◆ POLECENIE
Proszę streścić podany fragment w dwóch zdaniach.

Bł. Jan Paweł II Ecclesia de Eucharistia 61

Bł. JAN PAWEŁ II ECCLESIA DE EUCHARISTIA 61 "Poświęcając Eucharystii całą uwagę, na jaką zasługuje, oraz dokładając wszelkich starań, aby nie umniejszyć jakiegokolwiek jej wymiaru czy wymogu, stajemy się rzeczywiście świadomi wielkości tego daru. Zaprasza nas do tego nieprzerwana tradycja, która od pierwszych wieków dopatrywała się we wspólnocie chrześcijańskiej strażnika opiekującego się tym «skarbem». Kościół, powodowany miłością, troszczy się o przekazywanie kolejnym pokoleniom chrześcijan wiary i nauki o Tajemnicy eucharystycznej, tak aby nie została zagubiona choćby najmniejsza jej cząstka. Nie ma niebezpieczeństwa przesady w trosce o tę tajemnicę, gdyż «w tym Sakramencie zawiera się cała tajemnica naszego zbawienia»"

◆ WPISY DANYCH
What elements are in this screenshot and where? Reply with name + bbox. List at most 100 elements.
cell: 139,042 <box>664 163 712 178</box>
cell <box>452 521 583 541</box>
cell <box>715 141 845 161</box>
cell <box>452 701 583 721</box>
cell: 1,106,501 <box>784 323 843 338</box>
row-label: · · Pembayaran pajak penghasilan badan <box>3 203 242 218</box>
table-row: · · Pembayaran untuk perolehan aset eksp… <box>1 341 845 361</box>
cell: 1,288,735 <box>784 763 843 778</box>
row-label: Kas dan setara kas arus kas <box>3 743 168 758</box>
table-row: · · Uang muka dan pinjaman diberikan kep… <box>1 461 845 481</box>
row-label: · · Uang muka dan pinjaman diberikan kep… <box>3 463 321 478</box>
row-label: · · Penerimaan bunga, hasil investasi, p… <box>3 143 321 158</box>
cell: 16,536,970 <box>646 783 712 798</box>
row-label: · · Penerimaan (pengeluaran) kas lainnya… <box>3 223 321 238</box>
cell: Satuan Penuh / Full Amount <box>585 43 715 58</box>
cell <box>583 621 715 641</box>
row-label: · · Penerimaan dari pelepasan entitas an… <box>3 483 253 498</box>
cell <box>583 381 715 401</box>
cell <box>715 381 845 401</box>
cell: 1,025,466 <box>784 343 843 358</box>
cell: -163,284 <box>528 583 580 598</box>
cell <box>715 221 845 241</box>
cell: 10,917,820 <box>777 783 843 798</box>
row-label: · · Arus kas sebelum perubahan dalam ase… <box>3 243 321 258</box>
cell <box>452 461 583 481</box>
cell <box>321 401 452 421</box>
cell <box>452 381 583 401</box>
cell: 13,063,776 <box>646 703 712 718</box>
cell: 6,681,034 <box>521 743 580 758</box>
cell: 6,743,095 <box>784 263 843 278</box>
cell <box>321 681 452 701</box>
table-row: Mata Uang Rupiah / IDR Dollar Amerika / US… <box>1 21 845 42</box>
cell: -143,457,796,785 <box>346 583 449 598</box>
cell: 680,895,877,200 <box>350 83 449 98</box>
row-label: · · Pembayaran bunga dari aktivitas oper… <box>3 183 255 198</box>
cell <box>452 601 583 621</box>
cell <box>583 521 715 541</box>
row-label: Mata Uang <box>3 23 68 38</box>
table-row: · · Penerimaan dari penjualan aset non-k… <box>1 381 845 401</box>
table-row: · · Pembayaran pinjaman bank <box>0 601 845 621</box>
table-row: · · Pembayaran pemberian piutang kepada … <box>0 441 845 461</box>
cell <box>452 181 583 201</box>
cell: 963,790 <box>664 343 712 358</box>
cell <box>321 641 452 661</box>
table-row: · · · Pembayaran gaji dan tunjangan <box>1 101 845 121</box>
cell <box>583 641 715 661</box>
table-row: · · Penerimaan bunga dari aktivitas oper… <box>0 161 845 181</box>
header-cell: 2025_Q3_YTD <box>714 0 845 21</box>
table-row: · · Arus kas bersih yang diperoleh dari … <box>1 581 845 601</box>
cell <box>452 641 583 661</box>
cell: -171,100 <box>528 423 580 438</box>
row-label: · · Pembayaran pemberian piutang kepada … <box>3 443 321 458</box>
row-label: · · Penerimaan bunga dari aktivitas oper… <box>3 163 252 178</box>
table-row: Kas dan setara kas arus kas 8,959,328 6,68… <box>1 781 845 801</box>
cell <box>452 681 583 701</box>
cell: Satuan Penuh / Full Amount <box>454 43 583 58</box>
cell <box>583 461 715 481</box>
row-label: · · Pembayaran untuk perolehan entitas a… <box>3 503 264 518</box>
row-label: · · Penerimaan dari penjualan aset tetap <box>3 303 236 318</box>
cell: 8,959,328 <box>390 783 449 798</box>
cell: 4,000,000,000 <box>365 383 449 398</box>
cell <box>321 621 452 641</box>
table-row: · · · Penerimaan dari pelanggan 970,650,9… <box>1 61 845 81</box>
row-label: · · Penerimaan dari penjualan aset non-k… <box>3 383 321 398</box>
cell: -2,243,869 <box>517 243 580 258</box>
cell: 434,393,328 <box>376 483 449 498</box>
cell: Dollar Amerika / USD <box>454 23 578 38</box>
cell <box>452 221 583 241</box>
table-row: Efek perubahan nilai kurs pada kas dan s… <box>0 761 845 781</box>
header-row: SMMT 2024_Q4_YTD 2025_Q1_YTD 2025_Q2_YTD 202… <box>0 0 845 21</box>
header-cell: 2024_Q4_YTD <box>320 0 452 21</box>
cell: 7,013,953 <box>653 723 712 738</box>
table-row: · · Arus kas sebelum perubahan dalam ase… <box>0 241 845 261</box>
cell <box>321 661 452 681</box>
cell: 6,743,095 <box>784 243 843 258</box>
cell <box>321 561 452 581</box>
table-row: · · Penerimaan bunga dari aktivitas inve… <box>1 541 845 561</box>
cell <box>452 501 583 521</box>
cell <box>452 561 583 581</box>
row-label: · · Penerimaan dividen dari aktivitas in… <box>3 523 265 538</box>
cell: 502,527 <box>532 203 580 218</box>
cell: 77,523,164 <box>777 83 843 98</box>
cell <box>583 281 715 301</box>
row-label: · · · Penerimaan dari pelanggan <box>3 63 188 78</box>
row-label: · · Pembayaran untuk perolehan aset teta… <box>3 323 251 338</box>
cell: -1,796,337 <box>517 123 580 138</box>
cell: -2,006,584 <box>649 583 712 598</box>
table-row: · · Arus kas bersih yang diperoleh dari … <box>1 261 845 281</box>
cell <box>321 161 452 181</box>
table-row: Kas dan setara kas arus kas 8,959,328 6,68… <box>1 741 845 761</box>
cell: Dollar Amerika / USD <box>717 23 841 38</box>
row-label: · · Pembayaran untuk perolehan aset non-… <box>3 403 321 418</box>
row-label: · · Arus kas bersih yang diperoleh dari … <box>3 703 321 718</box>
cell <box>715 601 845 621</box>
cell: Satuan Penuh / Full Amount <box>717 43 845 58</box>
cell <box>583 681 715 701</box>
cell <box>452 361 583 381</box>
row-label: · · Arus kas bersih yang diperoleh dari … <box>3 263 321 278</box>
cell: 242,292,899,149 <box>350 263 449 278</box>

◆ ODPOWIEDŹ KOŃCOWA
Gdy poświęcamy Eucharystii należną uwagę i nie umniejszamy żadnego jej wymiaru, stajemy się świadomi wielkości tego daru, do czego zachęca tradycja widząca we wspólnocie chrześcijańskiej strażnika tego skarbu. Kościół z miłości przekazuje kolejnym pokoleniom wiarę i naukę o Tajemnicy eucharystycznej tak, by nie zagubić żadnej jej cząstki, a troska o nią nie grozi przesadą, bo w tym Sakramencie zawiera się cała tajemnica zbawienia.